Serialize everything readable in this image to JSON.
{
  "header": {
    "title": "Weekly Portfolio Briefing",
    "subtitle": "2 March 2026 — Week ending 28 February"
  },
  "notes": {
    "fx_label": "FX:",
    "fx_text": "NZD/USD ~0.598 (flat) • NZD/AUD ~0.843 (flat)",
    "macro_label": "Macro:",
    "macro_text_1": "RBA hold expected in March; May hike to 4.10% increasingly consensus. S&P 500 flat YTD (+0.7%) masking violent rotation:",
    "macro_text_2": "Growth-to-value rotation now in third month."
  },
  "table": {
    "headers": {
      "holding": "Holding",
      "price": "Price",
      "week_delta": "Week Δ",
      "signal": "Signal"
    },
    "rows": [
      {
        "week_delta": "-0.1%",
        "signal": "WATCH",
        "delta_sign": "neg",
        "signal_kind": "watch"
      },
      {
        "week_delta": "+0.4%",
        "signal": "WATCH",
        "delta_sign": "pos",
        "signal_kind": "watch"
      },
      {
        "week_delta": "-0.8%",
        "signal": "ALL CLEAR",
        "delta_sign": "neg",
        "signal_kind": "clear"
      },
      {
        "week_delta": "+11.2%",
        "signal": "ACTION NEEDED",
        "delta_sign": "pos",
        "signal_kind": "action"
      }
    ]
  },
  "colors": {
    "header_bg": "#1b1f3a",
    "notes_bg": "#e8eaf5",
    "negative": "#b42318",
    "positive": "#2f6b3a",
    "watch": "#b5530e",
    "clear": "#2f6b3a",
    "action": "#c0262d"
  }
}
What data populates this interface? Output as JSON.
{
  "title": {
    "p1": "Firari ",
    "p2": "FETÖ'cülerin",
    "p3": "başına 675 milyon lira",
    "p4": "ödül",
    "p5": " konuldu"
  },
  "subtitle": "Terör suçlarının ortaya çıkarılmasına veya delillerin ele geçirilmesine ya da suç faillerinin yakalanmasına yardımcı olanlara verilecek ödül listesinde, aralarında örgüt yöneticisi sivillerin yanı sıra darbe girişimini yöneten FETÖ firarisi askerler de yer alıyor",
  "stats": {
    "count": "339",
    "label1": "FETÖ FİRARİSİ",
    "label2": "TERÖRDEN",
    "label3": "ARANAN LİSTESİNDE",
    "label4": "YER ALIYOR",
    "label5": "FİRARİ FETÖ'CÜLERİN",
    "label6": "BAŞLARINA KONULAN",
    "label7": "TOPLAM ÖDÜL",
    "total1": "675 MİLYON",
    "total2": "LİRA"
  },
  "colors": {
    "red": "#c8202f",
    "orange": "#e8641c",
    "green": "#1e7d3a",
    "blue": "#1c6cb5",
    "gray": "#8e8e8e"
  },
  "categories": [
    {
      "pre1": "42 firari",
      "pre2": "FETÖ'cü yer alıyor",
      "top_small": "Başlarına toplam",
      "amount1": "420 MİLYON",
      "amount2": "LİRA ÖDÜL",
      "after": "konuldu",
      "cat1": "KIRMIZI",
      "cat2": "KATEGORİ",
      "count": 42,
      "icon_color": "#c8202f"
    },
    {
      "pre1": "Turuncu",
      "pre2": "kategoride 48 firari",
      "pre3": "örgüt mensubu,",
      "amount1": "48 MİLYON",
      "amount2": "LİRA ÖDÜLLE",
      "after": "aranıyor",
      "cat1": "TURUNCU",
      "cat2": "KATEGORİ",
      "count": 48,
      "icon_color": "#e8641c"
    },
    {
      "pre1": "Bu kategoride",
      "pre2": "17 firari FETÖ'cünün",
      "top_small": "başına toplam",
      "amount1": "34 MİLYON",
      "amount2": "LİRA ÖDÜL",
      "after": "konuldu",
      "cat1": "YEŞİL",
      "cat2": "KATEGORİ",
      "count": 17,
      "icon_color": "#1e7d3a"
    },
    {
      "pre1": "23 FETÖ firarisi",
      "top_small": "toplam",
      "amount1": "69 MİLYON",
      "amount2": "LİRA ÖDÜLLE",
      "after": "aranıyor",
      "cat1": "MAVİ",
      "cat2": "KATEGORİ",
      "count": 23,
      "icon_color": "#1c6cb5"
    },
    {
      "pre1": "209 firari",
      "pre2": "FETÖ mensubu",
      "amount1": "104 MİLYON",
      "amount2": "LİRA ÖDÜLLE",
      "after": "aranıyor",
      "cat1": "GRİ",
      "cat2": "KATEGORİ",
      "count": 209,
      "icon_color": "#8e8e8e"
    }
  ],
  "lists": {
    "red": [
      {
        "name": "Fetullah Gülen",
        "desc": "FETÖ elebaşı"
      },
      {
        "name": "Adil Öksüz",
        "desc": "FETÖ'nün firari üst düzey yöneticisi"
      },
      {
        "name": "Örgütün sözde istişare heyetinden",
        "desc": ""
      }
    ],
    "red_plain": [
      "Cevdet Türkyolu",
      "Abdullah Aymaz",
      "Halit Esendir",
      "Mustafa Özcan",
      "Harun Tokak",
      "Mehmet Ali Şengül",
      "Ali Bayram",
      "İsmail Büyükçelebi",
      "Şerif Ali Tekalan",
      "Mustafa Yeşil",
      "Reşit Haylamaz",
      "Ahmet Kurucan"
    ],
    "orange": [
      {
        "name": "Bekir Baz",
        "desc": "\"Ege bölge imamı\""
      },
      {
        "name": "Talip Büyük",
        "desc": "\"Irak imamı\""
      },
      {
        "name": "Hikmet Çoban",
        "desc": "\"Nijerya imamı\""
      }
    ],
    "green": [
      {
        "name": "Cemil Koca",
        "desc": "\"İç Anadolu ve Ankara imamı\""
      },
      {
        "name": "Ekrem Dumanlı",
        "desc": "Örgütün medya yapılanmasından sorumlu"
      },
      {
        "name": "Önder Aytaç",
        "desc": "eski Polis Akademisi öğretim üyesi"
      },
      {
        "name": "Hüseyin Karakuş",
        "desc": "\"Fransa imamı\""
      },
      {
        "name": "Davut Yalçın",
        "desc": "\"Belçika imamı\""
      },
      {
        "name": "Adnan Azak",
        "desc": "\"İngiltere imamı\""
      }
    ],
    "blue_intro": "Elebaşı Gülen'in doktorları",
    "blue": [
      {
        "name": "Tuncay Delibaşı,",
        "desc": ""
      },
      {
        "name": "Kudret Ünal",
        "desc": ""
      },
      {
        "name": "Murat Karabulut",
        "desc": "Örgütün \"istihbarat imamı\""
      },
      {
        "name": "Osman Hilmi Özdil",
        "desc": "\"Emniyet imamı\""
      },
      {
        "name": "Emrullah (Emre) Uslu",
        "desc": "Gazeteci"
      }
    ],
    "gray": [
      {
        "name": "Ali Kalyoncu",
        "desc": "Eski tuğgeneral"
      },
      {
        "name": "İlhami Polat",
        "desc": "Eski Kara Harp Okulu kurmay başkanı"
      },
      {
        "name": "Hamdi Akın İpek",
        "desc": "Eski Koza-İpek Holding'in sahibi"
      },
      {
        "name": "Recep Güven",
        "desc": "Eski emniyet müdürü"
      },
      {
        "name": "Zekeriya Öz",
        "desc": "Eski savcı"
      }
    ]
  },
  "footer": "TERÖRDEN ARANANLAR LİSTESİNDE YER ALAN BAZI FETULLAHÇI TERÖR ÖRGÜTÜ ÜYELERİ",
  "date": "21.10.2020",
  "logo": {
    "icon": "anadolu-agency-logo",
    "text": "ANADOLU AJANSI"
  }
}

§

Repeat the data verbatim.

The answer:
Serialize everything readable in this image to JSON.
{
  "header": {
    "title": "Weekly Portfolio Briefing",
    "subtitle": "2 March 2026 — Week ending 28 February"
  },
  "notes": {
    "fx_label": "FX:",
    "fx_text": "NZD/USD ~0.598 (flat) • NZD/AUD ~0.843 (flat)",
    "macro_label": "Macro:",
    "macro_text_1": "RBA hold expected in March; May hike to 4.10% increasingly consensus. S&P 500 flat YTD (+0.7%) masking violent rotation:",
    "macro_text_2": "Growth-to-value rotation now in third month."
  },
  "table": {
    "headers": {
      "holding": "Holding",
      "price": "Price",
      "week_delta": "Week Δ",
      "signal": "Signal"
    },
    "rows": [
      {
        "week_delta": "-0.1%",
        "signal": "WATCH",
        "delta_sign": "neg",
        "signal_kind": "watch"
      },
      {
        "week_delta": "+0.4%",
        "signal": "WATCH",
        "delta_sign": "pos",
        "signal_kind": "watch"
      },
      {
        "week_delta": "-0.8%",
        "signal": "ALL CLEAR",
        "delta_sign": "neg",
        "signal_kind": "clear"
      },
      {
        "week_delta": "+11.2%",
        "signal": "ACTION NEEDED",
        "delta_sign": "pos",
        "signal_kind": "action"
      }
    ]
  },
  "colors": {
    "header_bg": "#1b1f3a",
    "notes_bg": "#e8eaf5",
    "negative": "#b42318",
    "positive": "#2f6b3a",
    "watch": "#b5530e",
    "clear": "#2f6b3a",
    "action": "#c0262d"
  }
}
What data populates this interface? Output as JSON.
{
  "title": {
    "p1": "Firari ",
    "p2": "FETÖ'cülerin",
    "p3": "başına 675 milyon lira",
    "p4": "ödül",
    "p5": " konuldu"
  },
  "subtitle": "Terör suçlarının ortaya çıkarılmasına veya delillerin ele geçirilmesine ya da suç faillerinin yakalanmasına yardımcı olanlara verilecek ödül listesinde, aralarında örgüt yöneticisi sivillerin yanı sıra darbe girişimini yöneten FETÖ firarisi askerler de yer alıyor",
  "stats": {
    "count": "339",
    "label1": "FETÖ FİRARİSİ",
    "label2": "TERÖRDEN",
    "label3": "ARANAN LİSTESİNDE",
    "label4": "YER ALIYOR",
    "label5": "FİRARİ FETÖ'CÜLERİN",
    "label6": "BAŞLARINA KONULAN",
    "label7": "TOPLAM ÖDÜL",
    "total1": "675 MİLYON",
    "total2": "LİRA"
  },
  "colors": {
    "red": "#c8202f",
    "orange": "#e8641c",
    "green": "#1e7d3a",
    "blue": "#1c6cb5",
    "gray": "#8e8e8e"
  },
  "categories": [
    {
      "pre1": "42 firari",
      "pre2": "FETÖ'cü yer alıyor",
      "top_small": "Başlarına toplam",
      "amount1": "420 MİLYON",
      "amount2": "LİRA ÖDÜL",
      "after": "konuldu",
      "cat1": "KIRMIZI",
      "cat2": "KATEGORİ",
      "count": 42,
      "icon_color": "#c8202f"
    },
    {
      "pre1": "Turuncu",
      "pre2": "kategoride 48 firari",
      "pre3": "örgüt mensubu,",
      "amount1": "48 MİLYON",
      "amount2": "LİRA ÖDÜLLE",
      "after": "aranıyor",
      "cat1": "TURUNCU",
      "cat2": "KATEGORİ",
      "count": 48,
      "icon_color": "#e8641c"
    },
    {
      "pre1": "Bu kategoride",
      "pre2": "17 firari FETÖ'cünün",
      "top_small": "başına toplam",
      "amount1": "34 MİLYON",
      "amount2": "LİRA ÖDÜL",
      "after": "konuldu",
      "cat1": "YEŞİL",
      "cat2": "KATEGORİ",
      "count": 17,
      "icon_color": "#1e7d3a"
    },
    {
      "pre1": "23 FETÖ firarisi",
      "top_small": "toplam",
      "amount1": "69 MİLYON",
      "amount2": "LİRA ÖDÜLLE",
      "after": "aranıyor",
      "cat1": "MAVİ",
      "cat2": "KATEGORİ",
      "count": 23,
      "icon_color": "#1c6cb5"
    },
    {
      "pre1": "209 firari",
      "pre2": "FETÖ mensubu",
      "amount1": "104 MİLYON",
      "amount2": "LİRA ÖDÜLLE",
      "after": "aranıyor",
      "cat1": "GRİ",
      "cat2": "KATEGORİ",
      "count": 209,
      "icon_color": "#8e8e8e"
    }
  ],
  "lists": {
    "red": [
      {
        "name": "Fetullah Gülen",
        "desc": "FETÖ elebaşı"
      },
      {
        "name": "Adil Öksüz",
        "desc": "FETÖ'nün firari üst düzey yöneticisi"
      },
      {
        "name": "Örgütün sözde istişare heyetinden",
        "desc": ""
      }
    ],
    "red_plain": [
      "Cevdet Türkyolu",
      "Abdullah Aymaz",
      "Halit Esendir",
      "Mustafa Özcan",
      "Harun Tokak",
      "Mehmet Ali Şengül",
      "Ali Bayram",
      "İsmail Büyükçelebi",
      "Şerif Ali Tekalan",
      "Mustafa Yeşil",
      "Reşit Haylamaz",
      "Ahmet Kurucan"
    ],
    "orange": [
      {
        "name": "Bekir Baz",
        "desc": "\"Ege bölge imamı\""
      },
      {
        "name": "Talip Büyük",
        "desc": "\"Irak imamı\""
      },
      {
        "name": "Hikmet Çoban",
        "desc": "\"Nijerya imamı\""
      }
    ],
    "green": [
      {
        "name": "Cemil Koca",
        "desc": "\"İç Anadolu ve Ankara imamı\""
      },
      {
        "name": "Ekrem Dumanlı",
        "desc": "Örgütün medya yapılanmasından sorumlu"
      },
      {
        "name": "Önder Aytaç",
        "desc": "eski Polis Akademisi öğretim üyesi"
      },
      {
        "name": "Hüseyin Karakuş",
        "desc": "\"Fransa imamı\""
      },
      {
        "name": "Davut Yalçın",
        "desc": "\"Belçika imamı\""
      },
      {
        "name": "Adnan Azak",
        "desc": "\"İngiltere imamı\""
      }
    ],
    "blue_intro": "Elebaşı Gülen'in doktorları",
    "blue": [
      {
        "name": "Tuncay Delibaşı,",
        "desc": ""
      },
      {
        "name": "Kudret Ünal",
        "desc": ""
      },
      {
        "name": "Murat Karabulut",
        "desc": "Örgütün \"istihbarat imamı\""
      },
      {
        "name": "Osman Hilmi Özdil",
        "desc": "\"Emniyet imamı\""
      },
      {
        "name": "Emrullah (Emre) Uslu",
        "desc": "Gazeteci"
      }
    ],
    "gray": [
      {
        "name": "Ali Kalyoncu",
        "desc": "Eski tuğgeneral"
      },
      {
        "name": "İlhami Polat",
        "desc": "Eski Kara Harp Okulu kurmay başkanı"
      },
      {
        "name": "Hamdi Akın İpek",
        "desc": "Eski Koza-İpek Holding'in sahibi"
      },
      {
        "name": "Recep Güven",
        "desc": "Eski emniyet müdürü"
      },
      {
        "name": "Zekeriya Öz",
        "desc": "Eski savcı"
      }
    ]
  },
  "footer": "TERÖRDEN ARANANLAR LİSTESİNDE YER ALAN BAZI FETULLAHÇI TERÖR ÖRGÜTÜ ÜYELERİ",
  "date": "21.10.2020",
  "logo": {
    "icon": "anadolu-agency-logo",
    "text": "ANADOLU AJANSI"
  }
}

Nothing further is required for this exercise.